— Stated goal —
Reproduce the listing below exactly. Pictures do not belong in the copy.

*-*-*

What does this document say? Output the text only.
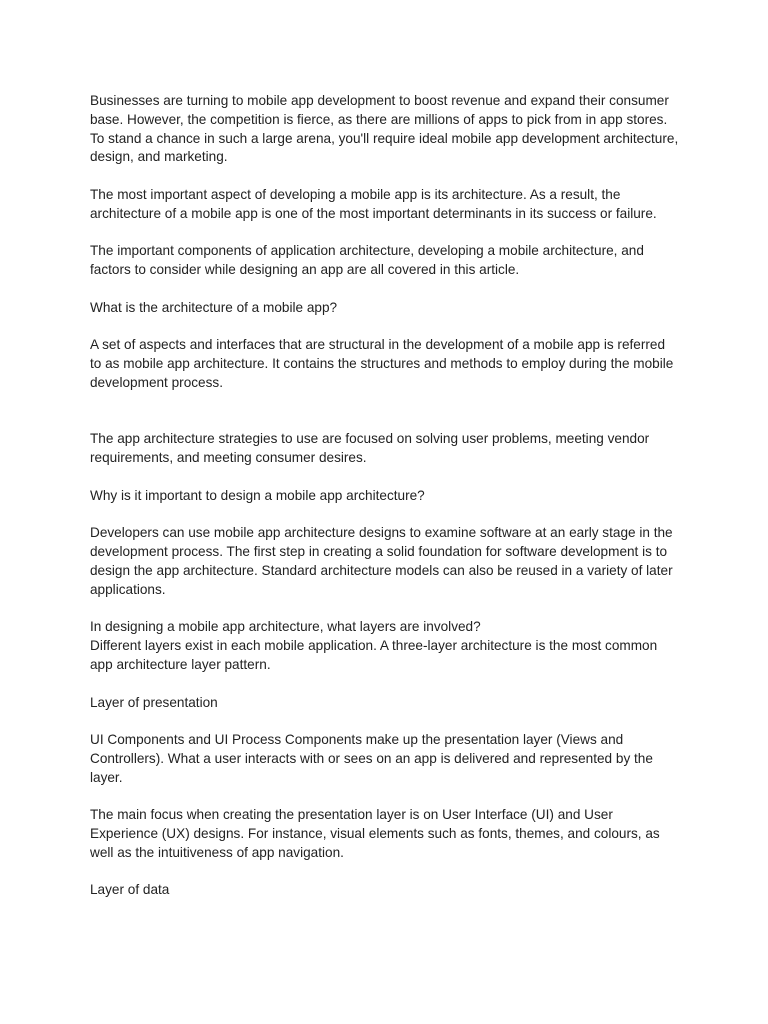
Businesses are turning to mobile app development to boost revenue and expand their consumer base. However, the competition is fierce, as there are millions of apps to pick from in app stores. To stand a chance in such a large arena, you'll require ideal mobile app development architecture, design, and marketing.

The most important aspect of developing a mobile app is its architecture. As a result, the architecture of a mobile app is one of the most important determinants in its success or failure.

The important components of application architecture, developing a mobile architecture, and factors to consider while designing an app are all covered in this article.

What is the architecture of a mobile app?

A set of aspects and interfaces that are structural in the development of a mobile app is referred to as mobile app architecture. It contains the structures and methods to employ during the mobile development process.

The app architecture strategies to use are focused on solving user problems, meeting vendor requirements, and meeting consumer desires.

Why is it important to design a mobile app architecture?

Developers can use mobile app architecture designs to examine software at an early stage in the development process. The first step in creating a solid foundation for software development is to design the app architecture. Standard architecture models can also be reused in a variety of later applications.

In designing a mobile app architecture, what layers are involved?

Different layers exist in each mobile application. A three-layer architecture is the most common app architecture layer pattern.

Layer of presentation

UI Components and UI Process Components make up the presentation layer (Views and Controllers). What a user interacts with or sees on an app is delivered and represented by the layer.

The main focus when creating the presentation layer is on User Interface (UI) and User Experience (UX) designs. For instance, visual elements such as fonts, themes, and colours, as well as the intuitiveness of app navigation.

Layer of data
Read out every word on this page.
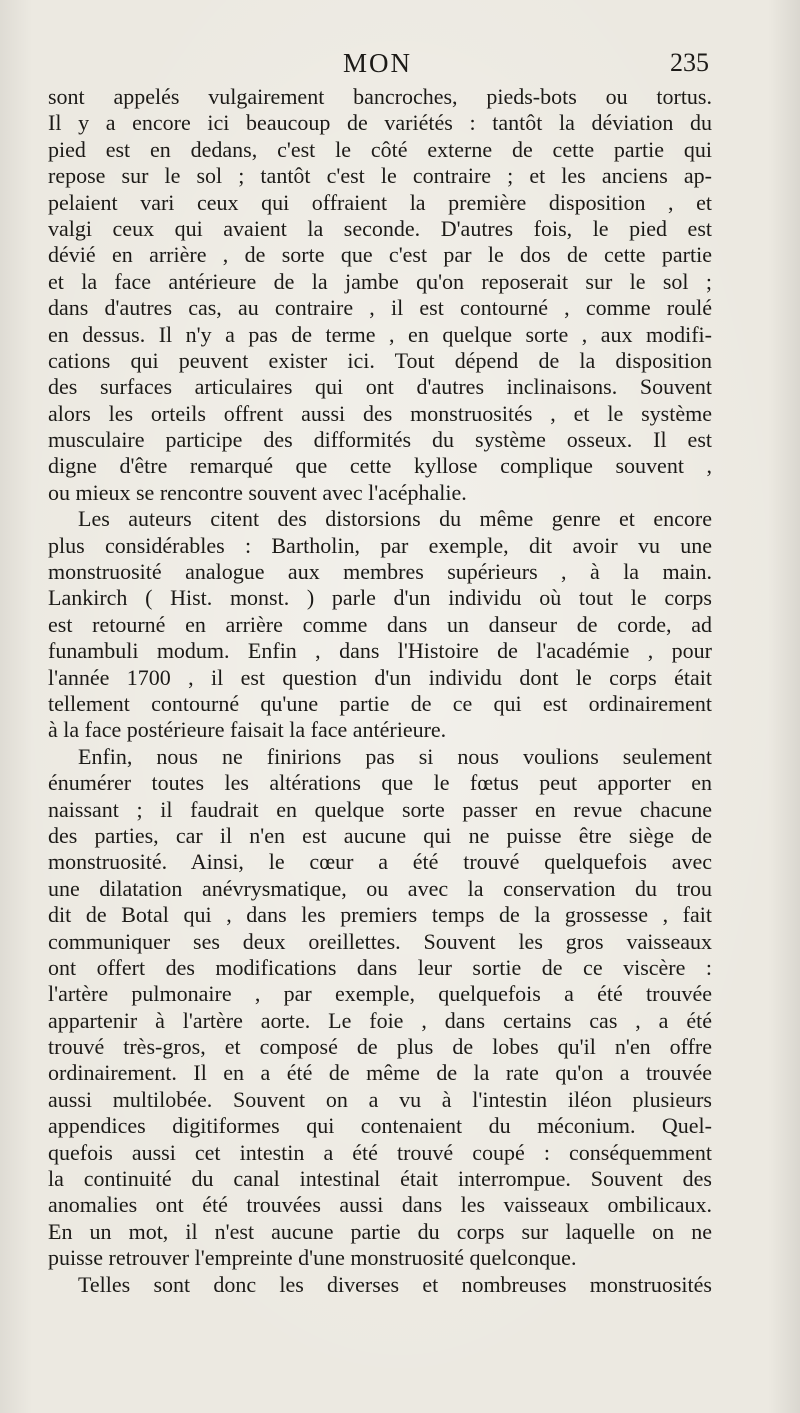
MON	235
sont appelés vulgairement bancroches, pieds-bots ou tortus.
Il y a encore ici beaucoup de variétés : tantôt la déviation du
pied est en dedans, c'est le côté externe de cette partie qui
repose sur le sol ; tantôt c'est le contraire ; et les anciens ap-
pelaient vari ceux qui offraient la première disposition , et
valgi ceux qui avaient la seconde. D'autres fois, le pied est
dévié en arrière , de sorte que c'est par le dos de cette partie
et la face antérieure de la jambe qu'on reposerait sur le sol ;
dans d'autres cas, au contraire , il est contourné , comme roulé
en dessus. Il n'y a pas de terme , en quelque sorte , aux modifi-
cations qui peuvent exister ici. Tout dépend de la disposition
des surfaces articulaires qui ont d'autres inclinaisons. Souvent
alors les orteils offrent aussi des monstruosités , et le système
musculaire participe des difformités du système osseux. Il est
digne d'être remarqué que cette kyllose complique souvent ,
ou mieux se rencontre souvent avec l'acéphalie.
Les auteurs citent des distorsions du même genre et encore
plus considérables : Bartholin, par exemple, dit avoir vu une
monstruosité analogue aux membres supérieurs , à la main.
Lankirch ( Hist. monst. ) parle d'un individu où tout le corps
est retourné en arrière comme dans un danseur de corde, ad
funambuli modum. Enfin , dans l'Histoire de l'académie , pour
l'année 1700 , il est question d'un individu dont le corps était
tellement contourné qu'une partie de ce qui est ordinairement
à la face postérieure faisait la face antérieure.
Enfin, nous ne finirions pas si nous voulions seulement
énumérer toutes les altérations que le fœtus peut apporter en
naissant ; il faudrait en quelque sorte passer en revue chacune
des parties, car il n'en est aucune qui ne puisse être siège de
monstruosité. Ainsi, le cœur a été trouvé quelquefois avec
une dilatation anévrysmatique, ou avec la conservation du trou
dit de Botal qui , dans les premiers temps de la grossesse , fait
communiquer ses deux oreillettes. Souvent les gros vaisseaux
ont offert des modifications dans leur sortie de ce viscère :
l'artère pulmonaire , par exemple, quelquefois a été trouvée
appartenir à l'artère aorte. Le foie , dans certains cas , a été
trouvé très-gros, et composé de plus de lobes qu'il n'en offre
ordinairement. Il en a été de même de la rate qu'on a trouvée
aussi multilobée. Souvent on a vu à l'intestin iléon plusieurs
appendices digitiformes qui contenaient du méconium. Quel-
quefois aussi cet intestin a été trouvé coupé : conséquemment
la continuité du canal intestinal était interrompue. Souvent des
anomalies ont été trouvées aussi dans les vaisseaux ombilicaux.
En un mot, il n'est aucune partie du corps sur laquelle on ne
puisse retrouver l'empreinte d'une monstruosité quelconque.
Telles sont donc les diverses et nombreuses monstruosités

*-*-*

— Final result —
What does this document say? Output the text only.
Businesses are turning to mobile app development to boost revenue and expand their consumer base. However, the competition is fierce, as there are millions of apps to pick from in app stores. To stand a chance in such a large arena, you'll require ideal mobile app development architecture, design, and marketing.

The most important aspect of developing a mobile app is its architecture. As a result, the architecture of a mobile app is one of the most important determinants in its success or failure.

The important components of application architecture, developing a mobile architecture, and factors to consider while designing an app are all covered in this article.

What is the architecture of a mobile app?

A set of aspects and interfaces that are structural in the development of a mobile app is referred to as mobile app architecture. It contains the structures and methods to employ during the mobile development process.

The app architecture strategies to use are focused on solving user problems, meeting vendor requirements, and meeting consumer desires.

Why is it important to design a mobile app architecture?

Developers can use mobile app architecture designs to examine software at an early stage in the development process. The first step in creating a solid foundation for software development is to design the app architecture. Standard architecture models can also be reused in a variety of later applications.

In designing a mobile app architecture, what layers are involved?

Different layers exist in each mobile application. A three-layer architecture is the most common app architecture layer pattern.

Layer of presentation

UI Components and UI Process Components make up the presentation layer (Views and Controllers). What a user interacts with or sees on an app is delivered and represented by the layer.

The main focus when creating the presentation layer is on User Interface (UI) and User Experience (UX) designs. For instance, visual elements such as fonts, themes, and colours, as well as the intuitiveness of app navigation.

Layer of data
Read out every word on this page.
MON	235
sont appelés vulgairement bancroches, pieds-bots ou tortus.
Il y a encore ici beaucoup de variétés : tantôt la déviation du
pied est en dedans, c'est le côté externe de cette partie qui
repose sur le sol ; tantôt c'est le contraire ; et les anciens ap-
pelaient vari ceux qui offraient la première disposition , et
valgi ceux qui avaient la seconde. D'autres fois, le pied est
dévié en arrière , de sorte que c'est par le dos de cette partie
et la face antérieure de la jambe qu'on reposerait sur le sol ;
dans d'autres cas, au contraire , il est contourné , comme roulé
en dessus. Il n'y a pas de terme , en quelque sorte , aux modifi-
cations qui peuvent exister ici. Tout dépend de la disposition
des surfaces articulaires qui ont d'autres inclinaisons. Souvent
alors les orteils offrent aussi des monstruosités , et le système
musculaire participe des difformités du système osseux. Il est
digne d'être remarqué que cette kyllose complique souvent ,
ou mieux se rencontre souvent avec l'acéphalie.
Les auteurs citent des distorsions du même genre et encore
plus considérables : Bartholin, par exemple, dit avoir vu une
monstruosité analogue aux membres supérieurs , à la main.
Lankirch ( Hist. monst. ) parle d'un individu où tout le corps
est retourné en arrière comme dans un danseur de corde, ad
funambuli modum. Enfin , dans l'Histoire de l'académie , pour
l'année 1700 , il est question d'un individu dont le corps était
tellement contourné qu'une partie de ce qui est ordinairement
à la face postérieure faisait la face antérieure.
Enfin, nous ne finirions pas si nous voulions seulement
énumérer toutes les altérations que le fœtus peut apporter en
naissant ; il faudrait en quelque sorte passer en revue chacune
des parties, car il n'en est aucune qui ne puisse être siège de
monstruosité. Ainsi, le cœur a été trouvé quelquefois avec
une dilatation anévrysmatique, ou avec la conservation du trou
dit de Botal qui , dans les premiers temps de la grossesse , fait
communiquer ses deux oreillettes. Souvent les gros vaisseaux
ont offert des modifications dans leur sortie de ce viscère :
l'artère pulmonaire , par exemple, quelquefois a été trouvée
appartenir à l'artère aorte. Le foie , dans certains cas , a été
trouvé très-gros, et composé de plus de lobes qu'il n'en offre
ordinairement. Il en a été de même de la rate qu'on a trouvée
aussi multilobée. Souvent on a vu à l'intestin iléon plusieurs
appendices digitiformes qui contenaient du méconium. Quel-
quefois aussi cet intestin a été trouvé coupé : conséquemment
la continuité du canal intestinal était interrompue. Souvent des
anomalies ont été trouvées aussi dans les vaisseaux ombilicaux.
En un mot, il n'est aucune partie du corps sur laquelle on ne
puisse retrouver l'empreinte d'une monstruosité quelconque.
Telles sont donc les diverses et nombreuses monstruosités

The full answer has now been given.